**SHORT TASK:** Show all lines from the listing below that contain "Predicted".

-- Start RECORDS FOR THIS TASK --

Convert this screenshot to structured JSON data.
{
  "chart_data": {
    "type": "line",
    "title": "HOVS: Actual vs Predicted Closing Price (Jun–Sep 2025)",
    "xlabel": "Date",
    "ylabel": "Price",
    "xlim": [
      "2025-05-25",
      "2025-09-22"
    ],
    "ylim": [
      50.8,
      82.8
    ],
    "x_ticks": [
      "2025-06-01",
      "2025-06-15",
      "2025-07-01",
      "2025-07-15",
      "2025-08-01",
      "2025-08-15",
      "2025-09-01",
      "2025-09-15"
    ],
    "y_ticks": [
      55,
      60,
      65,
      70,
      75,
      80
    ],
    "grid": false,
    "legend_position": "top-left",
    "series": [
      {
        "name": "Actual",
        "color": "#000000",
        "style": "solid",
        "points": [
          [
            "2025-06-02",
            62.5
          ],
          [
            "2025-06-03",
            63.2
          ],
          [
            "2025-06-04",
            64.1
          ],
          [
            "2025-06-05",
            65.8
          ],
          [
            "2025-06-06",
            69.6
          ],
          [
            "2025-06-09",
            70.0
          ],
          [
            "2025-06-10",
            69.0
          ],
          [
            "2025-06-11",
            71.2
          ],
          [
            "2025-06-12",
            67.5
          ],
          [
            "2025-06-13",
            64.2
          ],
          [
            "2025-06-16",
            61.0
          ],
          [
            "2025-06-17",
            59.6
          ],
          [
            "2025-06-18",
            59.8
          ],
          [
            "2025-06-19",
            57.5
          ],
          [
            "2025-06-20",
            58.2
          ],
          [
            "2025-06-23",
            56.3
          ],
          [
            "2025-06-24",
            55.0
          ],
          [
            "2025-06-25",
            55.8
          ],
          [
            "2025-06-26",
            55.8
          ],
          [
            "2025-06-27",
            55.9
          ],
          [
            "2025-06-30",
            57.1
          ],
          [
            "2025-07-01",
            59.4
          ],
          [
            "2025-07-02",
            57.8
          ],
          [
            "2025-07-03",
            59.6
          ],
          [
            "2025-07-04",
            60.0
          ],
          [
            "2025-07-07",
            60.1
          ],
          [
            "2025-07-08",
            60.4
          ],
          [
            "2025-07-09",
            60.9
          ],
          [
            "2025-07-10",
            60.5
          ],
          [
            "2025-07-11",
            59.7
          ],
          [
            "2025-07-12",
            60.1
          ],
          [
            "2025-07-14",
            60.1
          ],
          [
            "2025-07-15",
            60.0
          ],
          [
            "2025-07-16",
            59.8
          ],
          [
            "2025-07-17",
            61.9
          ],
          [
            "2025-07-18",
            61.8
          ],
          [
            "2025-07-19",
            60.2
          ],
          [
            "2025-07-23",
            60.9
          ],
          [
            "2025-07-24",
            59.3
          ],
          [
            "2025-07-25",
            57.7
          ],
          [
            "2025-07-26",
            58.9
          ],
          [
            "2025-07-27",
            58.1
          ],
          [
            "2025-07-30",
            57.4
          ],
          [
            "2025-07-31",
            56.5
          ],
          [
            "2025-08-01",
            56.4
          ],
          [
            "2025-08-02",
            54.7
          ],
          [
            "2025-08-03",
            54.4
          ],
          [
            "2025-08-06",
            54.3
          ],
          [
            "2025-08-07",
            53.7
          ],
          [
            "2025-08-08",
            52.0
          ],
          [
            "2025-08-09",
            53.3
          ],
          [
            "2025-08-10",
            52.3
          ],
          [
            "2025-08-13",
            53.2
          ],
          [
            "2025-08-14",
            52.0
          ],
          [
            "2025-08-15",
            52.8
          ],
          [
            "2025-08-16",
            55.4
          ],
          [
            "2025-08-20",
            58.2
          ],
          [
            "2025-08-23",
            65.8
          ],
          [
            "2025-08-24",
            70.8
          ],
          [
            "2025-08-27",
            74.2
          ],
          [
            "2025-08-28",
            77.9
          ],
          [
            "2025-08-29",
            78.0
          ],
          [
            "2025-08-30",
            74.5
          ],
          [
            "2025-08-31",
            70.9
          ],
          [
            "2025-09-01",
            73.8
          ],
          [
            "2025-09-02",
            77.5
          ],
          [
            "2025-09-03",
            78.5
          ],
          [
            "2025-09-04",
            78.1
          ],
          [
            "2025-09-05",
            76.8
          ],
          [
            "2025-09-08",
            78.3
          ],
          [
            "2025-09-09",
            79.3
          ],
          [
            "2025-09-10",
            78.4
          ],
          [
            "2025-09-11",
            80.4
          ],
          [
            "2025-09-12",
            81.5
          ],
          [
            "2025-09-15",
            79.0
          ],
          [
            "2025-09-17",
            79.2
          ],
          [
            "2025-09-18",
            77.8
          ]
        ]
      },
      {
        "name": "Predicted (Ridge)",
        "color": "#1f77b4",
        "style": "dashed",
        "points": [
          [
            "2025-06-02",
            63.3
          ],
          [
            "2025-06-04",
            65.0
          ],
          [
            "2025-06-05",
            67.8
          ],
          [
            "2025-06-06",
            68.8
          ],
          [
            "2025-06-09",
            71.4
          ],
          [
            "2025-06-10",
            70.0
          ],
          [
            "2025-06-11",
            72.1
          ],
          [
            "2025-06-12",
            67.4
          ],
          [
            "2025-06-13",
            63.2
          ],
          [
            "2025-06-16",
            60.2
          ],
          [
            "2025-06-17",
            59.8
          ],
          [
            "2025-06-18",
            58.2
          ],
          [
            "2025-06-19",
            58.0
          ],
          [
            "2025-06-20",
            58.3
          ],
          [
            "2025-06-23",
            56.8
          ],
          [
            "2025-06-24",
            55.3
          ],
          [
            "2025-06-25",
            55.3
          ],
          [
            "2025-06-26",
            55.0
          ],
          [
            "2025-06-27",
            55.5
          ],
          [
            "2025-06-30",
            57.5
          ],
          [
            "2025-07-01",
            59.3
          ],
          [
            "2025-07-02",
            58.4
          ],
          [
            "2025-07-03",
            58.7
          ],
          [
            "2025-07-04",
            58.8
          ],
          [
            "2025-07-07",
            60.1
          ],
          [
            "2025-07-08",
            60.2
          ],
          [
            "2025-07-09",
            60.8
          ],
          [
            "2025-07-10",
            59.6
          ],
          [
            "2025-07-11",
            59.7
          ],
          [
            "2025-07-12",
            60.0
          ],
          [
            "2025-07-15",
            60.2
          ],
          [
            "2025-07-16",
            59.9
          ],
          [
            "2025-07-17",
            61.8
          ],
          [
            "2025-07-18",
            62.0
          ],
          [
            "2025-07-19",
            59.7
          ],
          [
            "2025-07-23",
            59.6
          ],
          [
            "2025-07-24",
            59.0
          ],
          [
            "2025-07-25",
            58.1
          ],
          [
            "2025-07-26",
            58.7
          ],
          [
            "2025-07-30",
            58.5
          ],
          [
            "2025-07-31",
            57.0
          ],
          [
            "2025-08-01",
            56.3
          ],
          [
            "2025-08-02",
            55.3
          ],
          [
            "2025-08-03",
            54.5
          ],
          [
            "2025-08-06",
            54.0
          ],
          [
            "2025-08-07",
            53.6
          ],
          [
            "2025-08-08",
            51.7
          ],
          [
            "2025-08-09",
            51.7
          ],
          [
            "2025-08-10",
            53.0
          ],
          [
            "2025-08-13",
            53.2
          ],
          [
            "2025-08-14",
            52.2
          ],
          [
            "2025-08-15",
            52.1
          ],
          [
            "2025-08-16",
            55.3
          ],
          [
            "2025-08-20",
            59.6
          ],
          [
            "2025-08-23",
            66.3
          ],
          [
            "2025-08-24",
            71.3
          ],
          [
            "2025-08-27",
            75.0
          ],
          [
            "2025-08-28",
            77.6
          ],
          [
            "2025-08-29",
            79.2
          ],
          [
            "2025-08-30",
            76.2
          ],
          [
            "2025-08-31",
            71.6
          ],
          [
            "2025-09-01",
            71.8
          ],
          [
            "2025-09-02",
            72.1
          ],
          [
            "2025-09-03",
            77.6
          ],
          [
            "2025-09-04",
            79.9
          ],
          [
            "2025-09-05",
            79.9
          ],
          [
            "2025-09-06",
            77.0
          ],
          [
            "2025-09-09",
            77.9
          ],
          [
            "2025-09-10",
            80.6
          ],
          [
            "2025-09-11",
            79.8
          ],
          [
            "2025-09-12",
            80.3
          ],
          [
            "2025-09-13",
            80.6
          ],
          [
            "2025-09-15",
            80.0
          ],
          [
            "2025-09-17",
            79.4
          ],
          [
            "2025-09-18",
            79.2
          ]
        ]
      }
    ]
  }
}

-- End RECORDS FOR THIS TASK --

**ANSWER FOR THE TASK:**
    "title": "HOVS: Actual vs Predicted Closing Price (Jun–Sep 2025)",
        "name": "Predicted (Ridge)",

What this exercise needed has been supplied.